§ **Required work**
Search the data for the string "icon" and extract every line where it appears.

====

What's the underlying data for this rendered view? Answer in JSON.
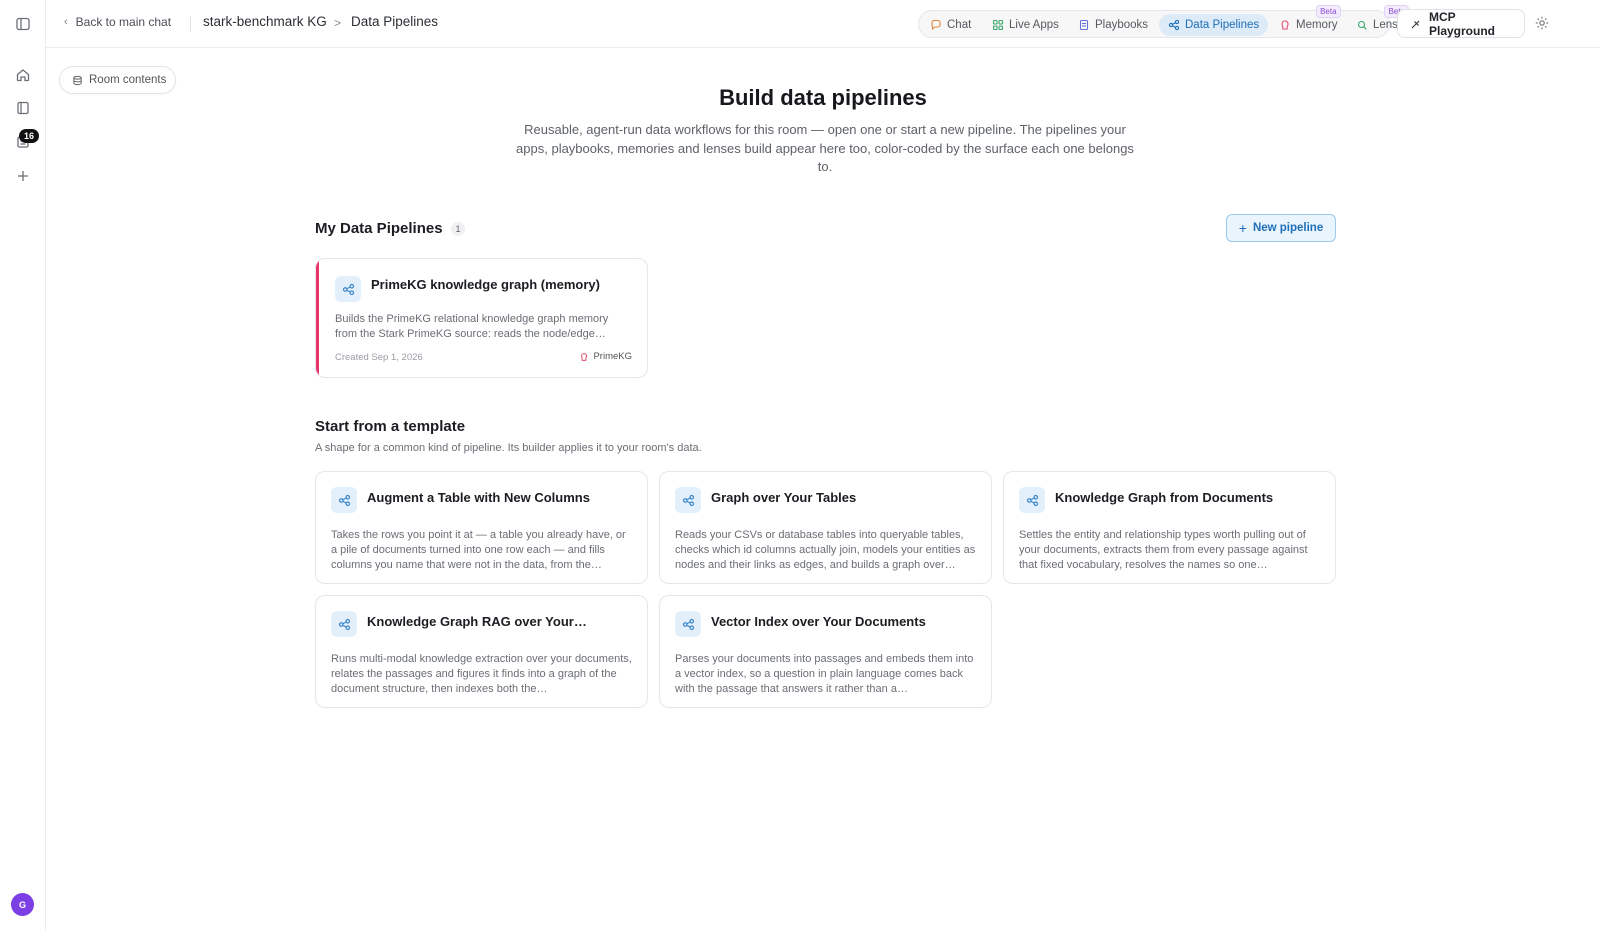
{
  "rail": {
    "notification_count": "16",
    "avatar_initial": "G"
  },
  "topbar": {
    "back_label": "Back to main chat",
    "room_name": "stark-benchmark KG",
    "separator": ">",
    "page_name": "Data Pipelines",
    "nav": {
      "chat": "Chat",
      "live_apps": "Live Apps",
      "playbooks": "Playbooks",
      "data_pipelines": "Data Pipelines",
      "memory": "Memory",
      "lens": "Lens",
      "beta": "Beta"
    },
    "mcp_label": "MCP Playground"
  },
  "room_contents_label": "Room contents",
  "hero": {
    "title": "Build data pipelines",
    "subtitle": "Reusable, agent-run data workflows for this room — open one or start a new pipeline. The pipelines your apps, playbooks, memories and lenses build appear here too, color-coded by the surface each one belongs to."
  },
  "my_pipelines": {
    "title": "My Data Pipelines",
    "count": "1",
    "new_label": "New pipeline",
    "items": [
      {
        "title": "PrimeKG knowledge graph (memory)",
        "description": "Builds the PrimeKG relational knowledge graph memory from the Stark PrimeKG source: reads the node/edge…",
        "created": "Created Sep 1, 2026",
        "tag": "PrimeKG",
        "accent": "#e8336b"
      }
    ]
  },
  "templates": {
    "title": "Start from a template",
    "subtitle": "A shape for a common kind of pipeline. Its builder applies it to your room's data.",
    "items": [
      {
        "title": "Augment a Table with New Columns",
        "description": "Takes the rows you point it at — a table you already have, or a pile of documents turned into one row each — and fills columns you name that were not in the data, from the…"
      },
      {
        "title": "Graph over Your Tables",
        "description": "Reads your CSVs or database tables into queryable tables, checks which id columns actually join, models your entities as nodes and their links as edges, and builds a graph over…"
      },
      {
        "title": "Knowledge Graph from Documents",
        "description": "Settles the entity and relationship types worth pulling out of your documents, extracts them from every passage against that fixed vocabulary, resolves the names so one…"
      },
      {
        "title": "Knowledge Graph RAG over Your…",
        "description": "Runs multi-modal knowledge extraction over your documents, relates the passages and figures it finds into a graph of the document structure, then indexes both the…"
      },
      {
        "title": "Vector Index over Your Documents",
        "description": "Parses your documents into passages and embeds them into a vector index, so a question in plain language comes back with the passage that answers it rather than a…"
      }
    ]
  },
  "colors": {
    "accent_blue": "#1f6fb8",
    "active_nav_bg": "#dcebf7",
    "pipeline_stripe": "#e8336b",
    "avatar": "#7b3fe4"
  }
}
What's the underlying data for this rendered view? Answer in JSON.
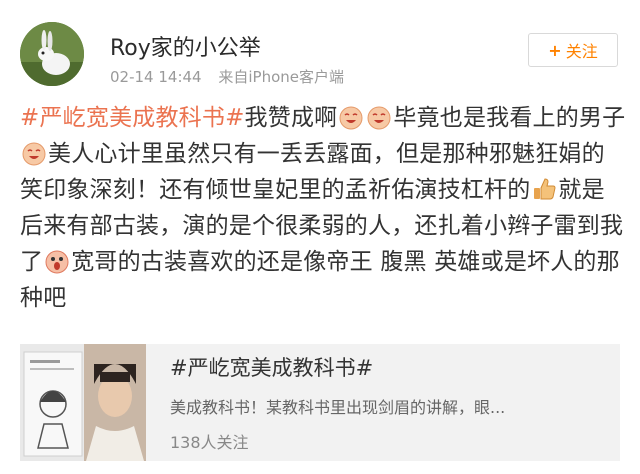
{
  "user": {
    "name": "Roy家的小公举",
    "time": "02-14 14:44",
    "source": "来自iPhone客户端"
  },
  "follow": {
    "plus": "+",
    "label": "关注"
  },
  "post": {
    "topic": "#严屹宽美成教科书#",
    "seg1": "我赞成啊",
    "seg2": "毕竟也是我看上的男子",
    "seg3": "美人心计里虽然只有一丢丢露面，但是那种邪魅狂娟的笑印象深刻！还有倾世皇妃里的孟祈佑演技杠杆的",
    "seg4": "就是后来有部古装，演的是个很柔弱的人，还扎着小辫子雷到我了",
    "seg5": "宽哥的古装喜欢的还是像帝王 腹黑 英雄或是坏人的那种吧",
    "emojis": [
      "laughing-face-icon",
      "laughing-face-icon",
      "laughing-face-icon",
      "thumbs-up-icon",
      "shocked-face-icon"
    ]
  },
  "card": {
    "title": "#严屹宽美成教科书#",
    "desc": "美成教科书！某教科书里出现剑眉的讲解，眼...",
    "count": "138人关注"
  },
  "colors": {
    "topic": "#eb7350",
    "follow": "#ff8200",
    "meta": "#9a9a9a",
    "card_bg": "#f2f2f2"
  }
}
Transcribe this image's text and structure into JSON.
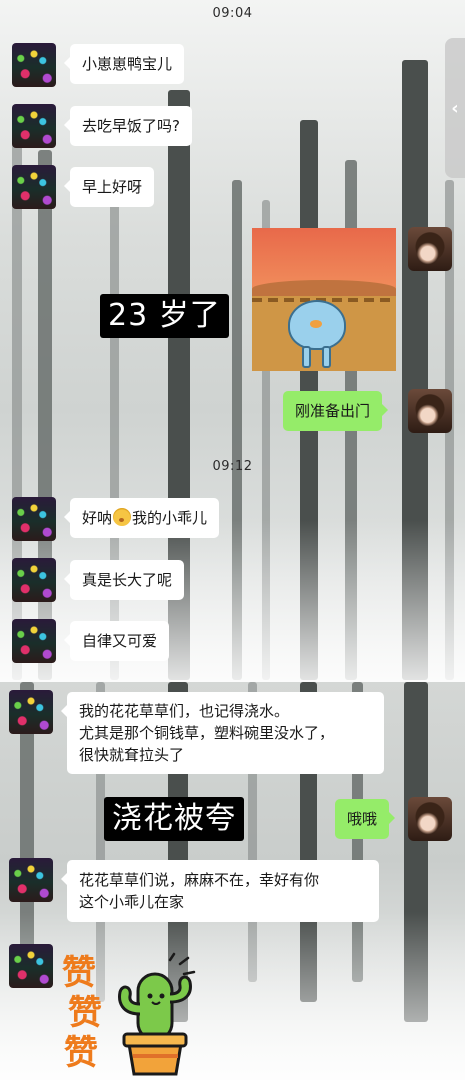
{
  "timestamps": [
    "09:04",
    "09:12"
  ],
  "side_handle": {
    "icon": "chevron-left-icon",
    "glyph": "‹"
  },
  "messages": [
    {
      "side": "left",
      "text": "小崽崽鸭宝儿"
    },
    {
      "side": "left",
      "text": "去吃早饭了吗?"
    },
    {
      "side": "left",
      "text": "早上好呀"
    },
    {
      "side": "right",
      "type": "sticker",
      "icon": "desert-creature-sticker"
    },
    {
      "side": "right",
      "text": "刚准备出门"
    },
    {
      "side": "left",
      "text_before": "好呐",
      "emoji": "grin-emoji",
      "text_after": "我的小乖儿"
    },
    {
      "side": "left",
      "text": "真是长大了呢"
    },
    {
      "side": "left",
      "text": "自律又可爱"
    },
    {
      "side": "left",
      "lines": [
        "我的花花草草们，也记得浇水。",
        "尤其是那个铜钱草，塑料碗里没水了，",
        "很快就耷拉头了"
      ]
    },
    {
      "side": "right",
      "text": "哦哦"
    },
    {
      "side": "left",
      "lines": [
        "花花草草们说，麻麻不在，幸好有你",
        "这个小乖儿在家"
      ]
    },
    {
      "side": "left",
      "type": "sticker",
      "icon": "cactus-praise-sticker",
      "text": [
        "赞",
        "赞",
        "赞"
      ]
    }
  ],
  "captions": [
    "23 岁了",
    "浇花被夸"
  ],
  "colors": {
    "bubble_self": "#95ec69",
    "bubble_other": "#ffffff",
    "caption_bg": "#000000",
    "praise_text": "#ee7b1c"
  }
}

====

§ **Response for this exercise**
      "laughing-face-icon",
      "laughing-face-icon",
      "laughing-face-icon",
      "thumbs-up-icon",
      "shocked-face-icon"
    "icon": "chevron-left-icon",
      "icon": "desert-creature-sticker"
      "icon": "cactus-praise-sticker",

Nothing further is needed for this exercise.